** Begin Records shown **
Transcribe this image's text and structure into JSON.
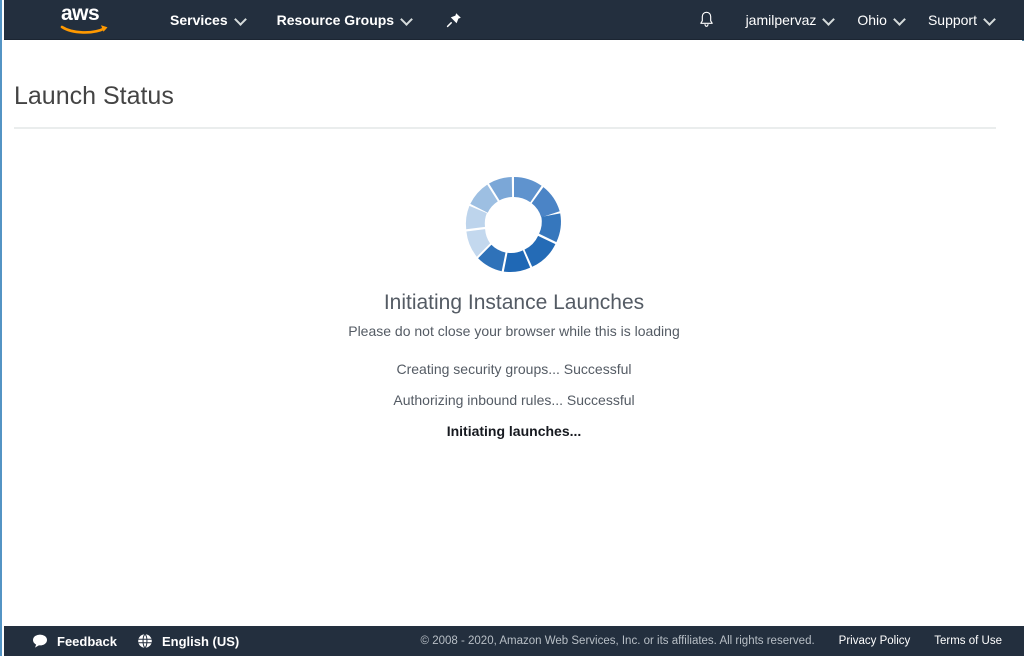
{
  "nav": {
    "logo_text": "aws",
    "logo_name": "aws-logo",
    "services_label": "Services",
    "resource_groups_label": "Resource Groups",
    "pin_icon": "pushpin-icon",
    "bell_icon": "bell-icon",
    "account_label": "jamilpervaz",
    "region_label": "Ohio",
    "support_label": "Support"
  },
  "header": {
    "title": "Launch Status"
  },
  "main": {
    "spinner_icon": "loading-spinner-icon",
    "heading": "Initiating Instance Launches",
    "subtext": "Please do not close your browser while this is loading",
    "steps": [
      {
        "label": "Creating security groups... Successful",
        "state": "done"
      },
      {
        "label": "Authorizing inbound rules... Successful",
        "state": "done"
      },
      {
        "label": "Initiating launches...",
        "state": "active"
      }
    ]
  },
  "footer": {
    "feedback_label": "Feedback",
    "feedback_icon": "speech-bubble-icon",
    "language_label": "English (US)",
    "language_icon": "globe-icon",
    "copyright": "© 2008 - 2020, Amazon Web Services, Inc. or its affiliates. All rights reserved.",
    "privacy_label": "Privacy Policy",
    "terms_label": "Terms of Use"
  },
  "colors": {
    "nav_background": "#232f3e",
    "page_background": "#ffffff",
    "text_primary": "#545b64",
    "text_dark": "#16191f",
    "spinner_light": "#bdd4ec",
    "spinner_mid": "#6b9bd2",
    "spinner_dark": "#1f68b5"
  },
  "spinner_segments": [
    {
      "index": 0,
      "color": "#5f93ce"
    },
    {
      "index": 1,
      "color": "#4b84c6"
    },
    {
      "index": 2,
      "color": "#3677bd"
    },
    {
      "index": 3,
      "color": "#246bb6"
    },
    {
      "index": 4,
      "color": "#1f68b5"
    },
    {
      "index": 5,
      "color": "#2f72b9"
    },
    {
      "index": 6,
      "color": "#c3d8ee"
    },
    {
      "index": 7,
      "color": "#bdd4ec"
    },
    {
      "index": 8,
      "color": "#9dbfe2"
    },
    {
      "index": 9,
      "color": "#7ba7d7"
    }
  ]
}
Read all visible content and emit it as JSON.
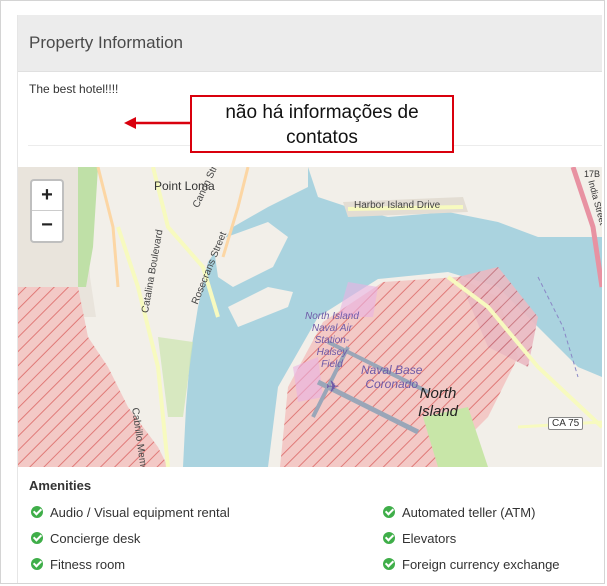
{
  "panel": {
    "title": "Property Information",
    "description": "The best hotel!!!!"
  },
  "callout": {
    "line1": "não há informações de",
    "line2": "contatos",
    "border_color": "#d9000d"
  },
  "map": {
    "zoom_in": "+",
    "zoom_out": "−",
    "labels": {
      "point_loma": "Point Loma",
      "canon_street": "Canon Street",
      "harbor_island": "Harbor Island Drive",
      "catalina": "Catalina Boulevard",
      "rosecrans": "Rosecrans Street",
      "cabrillo": "Cabrillo Memorial Dr",
      "nasni_1": "North Island",
      "nasni_2": "Naval Air",
      "nasni_3": "Station-",
      "nasni_4": "Halsey",
      "nasni_5": "Field",
      "naval_base_1": "Naval Base",
      "naval_base_2": "Coronado",
      "north_island_1": "North",
      "north_island_2": "Island",
      "ca75": "CA 75",
      "exit17b": "17B",
      "exit_vert": "India Street"
    },
    "colors": {
      "water": "#aad3df",
      "land": "#f2efe9",
      "military": "#f2c6c6",
      "park": "#c8e6a8"
    }
  },
  "amenities": {
    "title": "Amenities",
    "left": [
      "Audio / Visual equipment rental",
      "Concierge desk",
      "Fitness room"
    ],
    "right": [
      "Automated teller (ATM)",
      "Elevators",
      "Foreign currency exchange"
    ]
  }
}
** End Records shown **
__The request__: Using the entries above, state how many lines include the word "Services", with no other words.

__Written response__: 2